Copy out, exactly as given, every line from the line with "Extract all readable text from this page." to the end of the listing, both of those lines included.
___ Dataset entries ___
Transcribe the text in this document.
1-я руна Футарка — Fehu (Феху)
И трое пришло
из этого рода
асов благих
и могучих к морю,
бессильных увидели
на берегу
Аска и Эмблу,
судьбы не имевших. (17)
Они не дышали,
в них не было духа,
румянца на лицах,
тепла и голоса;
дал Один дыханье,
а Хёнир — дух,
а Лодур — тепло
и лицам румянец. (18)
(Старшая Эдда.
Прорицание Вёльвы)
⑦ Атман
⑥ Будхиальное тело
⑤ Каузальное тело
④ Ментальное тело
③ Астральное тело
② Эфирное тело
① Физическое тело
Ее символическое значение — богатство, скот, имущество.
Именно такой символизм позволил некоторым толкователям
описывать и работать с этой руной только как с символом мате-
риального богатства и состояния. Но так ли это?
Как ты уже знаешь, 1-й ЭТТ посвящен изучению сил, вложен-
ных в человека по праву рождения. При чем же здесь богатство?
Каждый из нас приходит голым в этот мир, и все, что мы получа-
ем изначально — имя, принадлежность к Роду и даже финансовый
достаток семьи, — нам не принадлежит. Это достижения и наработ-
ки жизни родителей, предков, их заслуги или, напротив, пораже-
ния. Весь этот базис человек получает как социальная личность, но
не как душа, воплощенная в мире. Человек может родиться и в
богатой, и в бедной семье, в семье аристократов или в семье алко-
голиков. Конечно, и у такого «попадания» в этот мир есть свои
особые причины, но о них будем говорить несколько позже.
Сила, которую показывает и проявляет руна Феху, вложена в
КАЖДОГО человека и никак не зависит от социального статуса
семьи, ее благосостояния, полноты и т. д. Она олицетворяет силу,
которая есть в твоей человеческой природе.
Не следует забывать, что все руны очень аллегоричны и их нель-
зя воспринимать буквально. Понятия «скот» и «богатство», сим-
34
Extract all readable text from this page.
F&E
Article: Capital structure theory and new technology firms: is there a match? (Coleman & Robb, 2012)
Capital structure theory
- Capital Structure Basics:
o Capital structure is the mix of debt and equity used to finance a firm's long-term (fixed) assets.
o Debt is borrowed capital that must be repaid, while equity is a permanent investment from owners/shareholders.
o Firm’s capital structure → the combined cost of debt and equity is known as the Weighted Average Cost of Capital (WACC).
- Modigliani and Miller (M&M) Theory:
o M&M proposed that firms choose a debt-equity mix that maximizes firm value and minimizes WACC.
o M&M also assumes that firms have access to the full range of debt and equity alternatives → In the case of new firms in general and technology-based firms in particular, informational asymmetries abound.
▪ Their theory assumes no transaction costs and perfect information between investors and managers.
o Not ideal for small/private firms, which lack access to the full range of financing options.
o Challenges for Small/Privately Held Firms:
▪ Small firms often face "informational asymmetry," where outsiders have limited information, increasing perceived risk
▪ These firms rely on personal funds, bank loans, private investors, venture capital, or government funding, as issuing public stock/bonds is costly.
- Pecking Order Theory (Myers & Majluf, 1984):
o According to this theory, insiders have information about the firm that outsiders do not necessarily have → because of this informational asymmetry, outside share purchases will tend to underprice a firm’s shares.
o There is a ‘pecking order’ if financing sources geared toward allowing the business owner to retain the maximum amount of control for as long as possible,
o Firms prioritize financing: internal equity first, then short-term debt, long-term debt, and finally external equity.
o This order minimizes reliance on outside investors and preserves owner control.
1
___
- Final result -
Extract all readable text from this page.
F&E
Article: Capital structure theory and new technology firms: is there a match? (Coleman & Robb, 2012)
Capital structure theory
- Capital Structure Basics:
o Capital structure is the mix of debt and equity used to finance a firm's long-term (fixed) assets.
o Debt is borrowed capital that must be repaid, while equity is a permanent investment from owners/shareholders.
o Firm’s capital structure → the combined cost of debt and equity is known as the Weighted Average Cost of Capital (WACC).
- Modigliani and Miller (M&M) Theory:
o M&M proposed that firms choose a debt-equity mix that maximizes firm value and minimizes WACC.
o M&M also assumes that firms have access to the full range of debt and equity alternatives → In the case of new firms in general and technology-based firms in particular, informational asymmetries abound.
▪ Their theory assumes no transaction costs and perfect information between investors and managers.
o Not ideal for small/private firms, which lack access to the full range of financing options.
o Challenges for Small/Privately Held Firms:
▪ Small firms often face "informational asymmetry," where outsiders have limited information, increasing perceived risk
▪ These firms rely on personal funds, bank loans, private investors, venture capital, or government funding, as issuing public stock/bonds is costly.
- Pecking Order Theory (Myers & Majluf, 1984):
o According to this theory, insiders have information about the firm that outsiders do not necessarily have → because of this informational asymmetry, outside share purchases will tend to underprice a firm’s shares.
o There is a ‘pecking order’ if financing sources geared toward allowing the business owner to retain the maximum amount of control for as long as possible,
o Firms prioritize financing: internal equity first, then short-term debt, long-term debt, and finally external equity.
o This order minimizes reliance on outside investors and preserves owner control.
1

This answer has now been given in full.